- _Work required_
Repeat each record exactly. Any picture gets left out.

+++ Extracted data +++

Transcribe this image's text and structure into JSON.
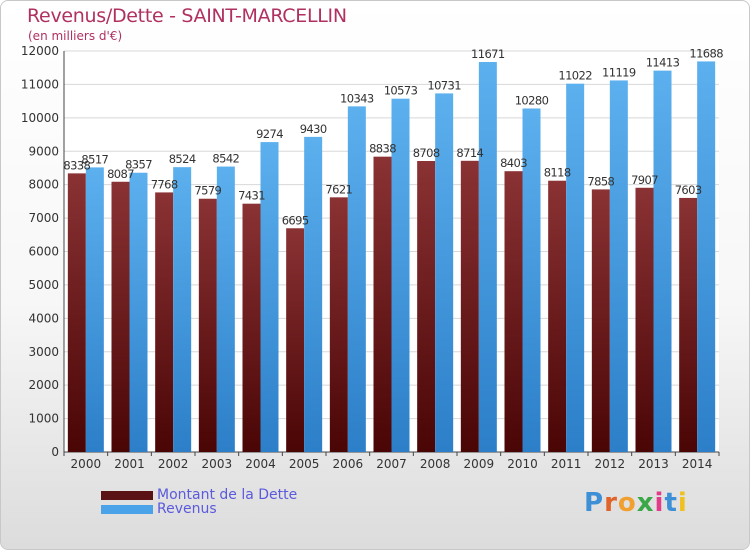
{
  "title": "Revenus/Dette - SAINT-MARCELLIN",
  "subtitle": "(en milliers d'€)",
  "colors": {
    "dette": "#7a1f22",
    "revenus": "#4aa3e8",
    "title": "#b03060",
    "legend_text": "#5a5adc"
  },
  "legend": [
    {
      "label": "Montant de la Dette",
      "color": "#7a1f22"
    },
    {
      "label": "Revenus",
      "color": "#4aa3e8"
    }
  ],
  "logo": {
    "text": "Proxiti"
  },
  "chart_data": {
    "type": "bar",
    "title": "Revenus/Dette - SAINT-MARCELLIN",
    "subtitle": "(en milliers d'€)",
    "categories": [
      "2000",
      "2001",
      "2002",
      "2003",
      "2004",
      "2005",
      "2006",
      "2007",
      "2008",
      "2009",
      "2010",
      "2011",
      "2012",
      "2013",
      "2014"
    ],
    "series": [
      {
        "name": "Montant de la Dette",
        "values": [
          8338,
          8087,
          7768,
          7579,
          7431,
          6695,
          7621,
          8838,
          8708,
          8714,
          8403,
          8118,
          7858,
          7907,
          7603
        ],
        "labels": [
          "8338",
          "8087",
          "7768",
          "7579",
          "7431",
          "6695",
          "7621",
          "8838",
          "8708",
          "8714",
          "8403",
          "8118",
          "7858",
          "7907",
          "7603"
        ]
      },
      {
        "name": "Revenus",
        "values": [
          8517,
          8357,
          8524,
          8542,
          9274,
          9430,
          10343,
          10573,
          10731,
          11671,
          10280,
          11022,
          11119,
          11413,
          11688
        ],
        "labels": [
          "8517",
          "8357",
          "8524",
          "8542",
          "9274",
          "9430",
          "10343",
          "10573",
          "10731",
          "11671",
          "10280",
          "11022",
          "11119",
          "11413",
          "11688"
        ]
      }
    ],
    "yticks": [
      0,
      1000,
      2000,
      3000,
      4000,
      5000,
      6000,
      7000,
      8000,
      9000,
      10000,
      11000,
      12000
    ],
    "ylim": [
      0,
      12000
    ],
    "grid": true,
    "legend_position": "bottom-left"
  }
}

+++

- _Correct output_
Transcribe this image's text and structure into JSON.
{
  "title": "Revenus/Dette - SAINT-MARCELLIN",
  "subtitle": "(en milliers d'€)",
  "colors": {
    "dette": "#7a1f22",
    "revenus": "#4aa3e8",
    "title": "#b03060",
    "legend_text": "#5a5adc"
  },
  "legend": [
    {
      "label": "Montant de la Dette",
      "color": "#7a1f22"
    },
    {
      "label": "Revenus",
      "color": "#4aa3e8"
    }
  ],
  "logo": {
    "text": "Proxiti"
  },
  "chart_data": {
    "type": "bar",
    "title": "Revenus/Dette - SAINT-MARCELLIN",
    "subtitle": "(en milliers d'€)",
    "categories": [
      "2000",
      "2001",
      "2002",
      "2003",
      "2004",
      "2005",
      "2006",
      "2007",
      "2008",
      "2009",
      "2010",
      "2011",
      "2012",
      "2013",
      "2014"
    ],
    "series": [
      {
        "name": "Montant de la Dette",
        "values": [
          8338,
          8087,
          7768,
          7579,
          7431,
          6695,
          7621,
          8838,
          8708,
          8714,
          8403,
          8118,
          7858,
          7907,
          7603
        ],
        "labels": [
          "8338",
          "8087",
          "7768",
          "7579",
          "7431",
          "6695",
          "7621",
          "8838",
          "8708",
          "8714",
          "8403",
          "8118",
          "7858",
          "7907",
          "7603"
        ]
      },
      {
        "name": "Revenus",
        "values": [
          8517,
          8357,
          8524,
          8542,
          9274,
          9430,
          10343,
          10573,
          10731,
          11671,
          10280,
          11022,
          11119,
          11413,
          11688
        ],
        "labels": [
          "8517",
          "8357",
          "8524",
          "8542",
          "9274",
          "9430",
          "10343",
          "10573",
          "10731",
          "11671",
          "10280",
          "11022",
          "11119",
          "11413",
          "11688"
        ]
      }
    ],
    "yticks": [
      0,
      1000,
      2000,
      3000,
      4000,
      5000,
      6000,
      7000,
      8000,
      9000,
      10000,
      11000,
      12000
    ],
    "ylim": [
      0,
      12000
    ],
    "grid": true,
    "legend_position": "bottom-left"
  }
}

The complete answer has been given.